» What to work on: Every entry below should be printed exactly, without its images.
--------------------------------------------------
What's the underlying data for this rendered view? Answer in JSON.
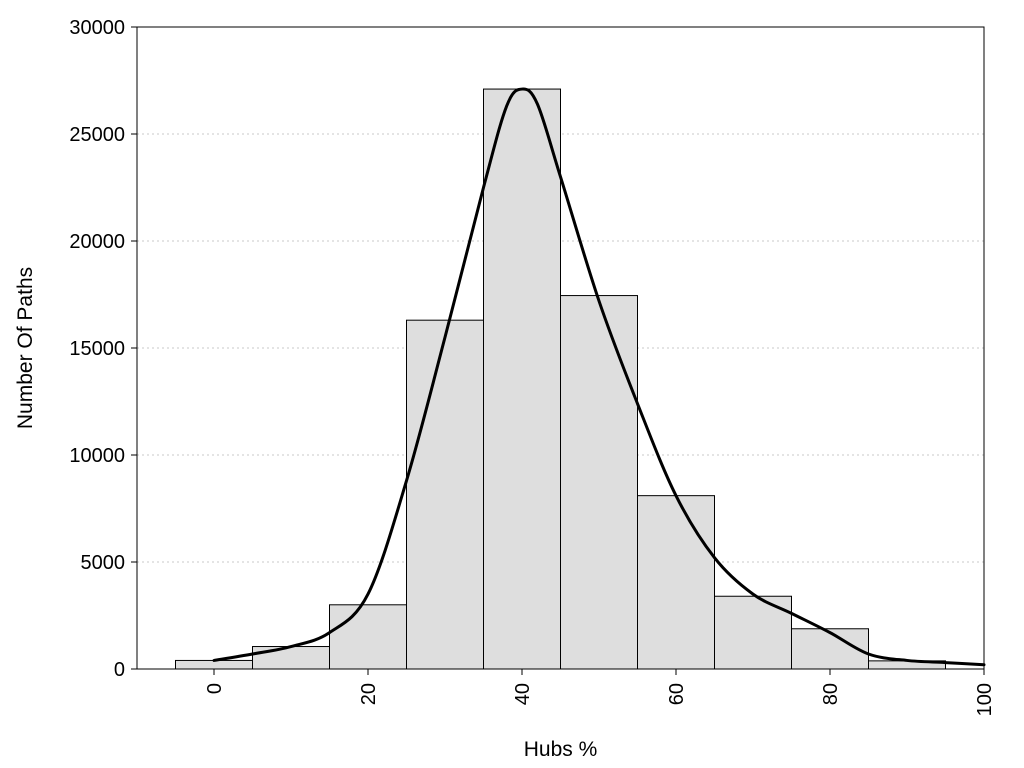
{
  "chart_data": {
    "type": "bar",
    "title": "",
    "xlabel": "Hubs %",
    "ylabel": "Number Of Paths",
    "xlim": [
      -10,
      100
    ],
    "ylim": [
      0,
      30000
    ],
    "bin_width": 10,
    "grid": "horizontal-dotted",
    "x_ticks": [
      "0",
      "20",
      "40",
      "60",
      "80",
      "100"
    ],
    "x_tick_values": [
      0,
      20,
      40,
      60,
      80,
      100
    ],
    "y_ticks": [
      "0",
      "5000",
      "10000",
      "15000",
      "20000",
      "25000",
      "30000"
    ],
    "y_tick_values": [
      0,
      5000,
      10000,
      15000,
      20000,
      25000,
      30000
    ],
    "bins": [
      {
        "center": 0,
        "value": 400
      },
      {
        "center": 10,
        "value": 1050
      },
      {
        "center": 20,
        "value": 3000
      },
      {
        "center": 30,
        "value": 16300
      },
      {
        "center": 40,
        "value": 27100
      },
      {
        "center": 50,
        "value": 17450
      },
      {
        "center": 60,
        "value": 8100
      },
      {
        "center": 70,
        "value": 3400
      },
      {
        "center": 80,
        "value": 1880
      },
      {
        "center": 90,
        "value": 380
      }
    ],
    "density_curve": {
      "x": [
        0,
        5,
        10,
        15,
        20,
        25,
        30,
        35,
        38,
        40,
        42,
        45,
        50,
        55,
        60,
        65,
        70,
        75,
        80,
        85,
        90,
        95,
        100
      ],
      "y": [
        400,
        700,
        1050,
        1700,
        3500,
        8800,
        15500,
        22500,
        26300,
        27100,
        26400,
        23000,
        17200,
        12400,
        8100,
        5200,
        3500,
        2600,
        1700,
        700,
        400,
        300,
        200
      ]
    },
    "colors": {
      "bar_fill": "#dedede",
      "bar_stroke": "#000000",
      "curve": "#000000"
    }
  }
}
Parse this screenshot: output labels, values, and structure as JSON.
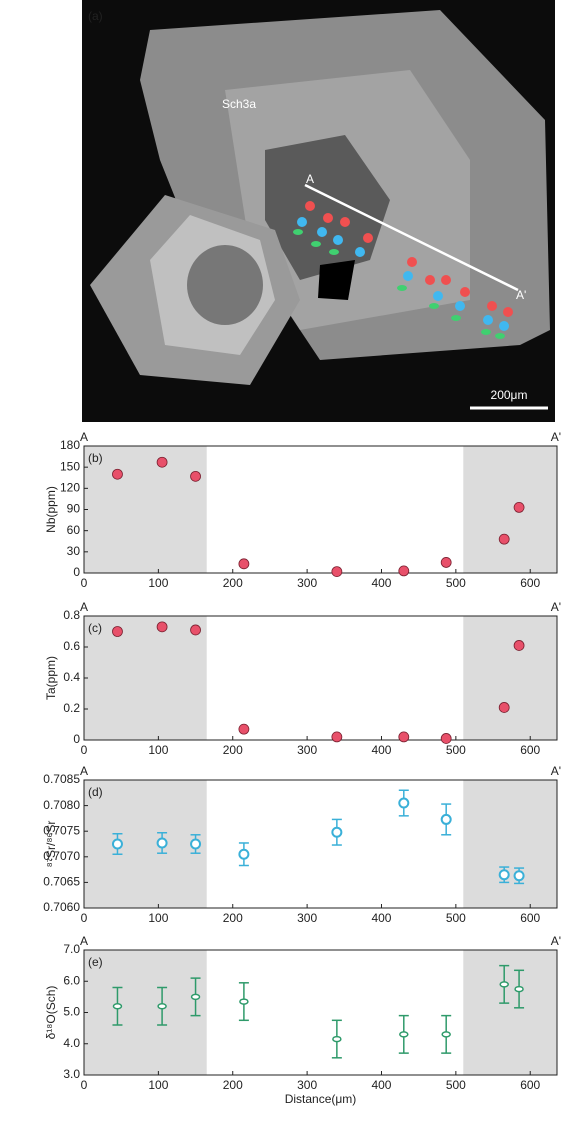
--------------------------------------------------
» Solution to the problem:
What's the underlying data for this rendered view? Answer in JSON.
{
  "chart_data": {
    "type": "bar",
    "title": "",
    "xlabel": "Hubs %",
    "ylabel": "Number Of Paths",
    "xlim": [
      -10,
      100
    ],
    "ylim": [
      0,
      30000
    ],
    "bin_width": 10,
    "grid": "horizontal-dotted",
    "x_ticks": [
      "0",
      "20",
      "40",
      "60",
      "80",
      "100"
    ],
    "x_tick_values": [
      0,
      20,
      40,
      60,
      80,
      100
    ],
    "y_ticks": [
      "0",
      "5000",
      "10000",
      "15000",
      "20000",
      "25000",
      "30000"
    ],
    "y_tick_values": [
      0,
      5000,
      10000,
      15000,
      20000,
      25000,
      30000
    ],
    "bins": [
      {
        "center": 0,
        "value": 400
      },
      {
        "center": 10,
        "value": 1050
      },
      {
        "center": 20,
        "value": 3000
      },
      {
        "center": 30,
        "value": 16300
      },
      {
        "center": 40,
        "value": 27100
      },
      {
        "center": 50,
        "value": 17450
      },
      {
        "center": 60,
        "value": 8100
      },
      {
        "center": 70,
        "value": 3400
      },
      {
        "center": 80,
        "value": 1880
      },
      {
        "center": 90,
        "value": 380
      }
    ],
    "density_curve": {
      "x": [
        0,
        5,
        10,
        15,
        20,
        25,
        30,
        35,
        38,
        40,
        42,
        45,
        50,
        55,
        60,
        65,
        70,
        75,
        80,
        85,
        90,
        95,
        100
      ],
      "y": [
        400,
        700,
        1050,
        1700,
        3500,
        8800,
        15500,
        22500,
        26300,
        27100,
        26400,
        23000,
        17200,
        12400,
        8100,
        5200,
        3500,
        2600,
        1700,
        700,
        400,
        300,
        200
      ]
    },
    "colors": {
      "bar_fill": "#dedede",
      "bar_stroke": "#000000",
      "curve": "#000000"
    }
  }
}
Parse this screenshot: output labels, values, and structure as JSON.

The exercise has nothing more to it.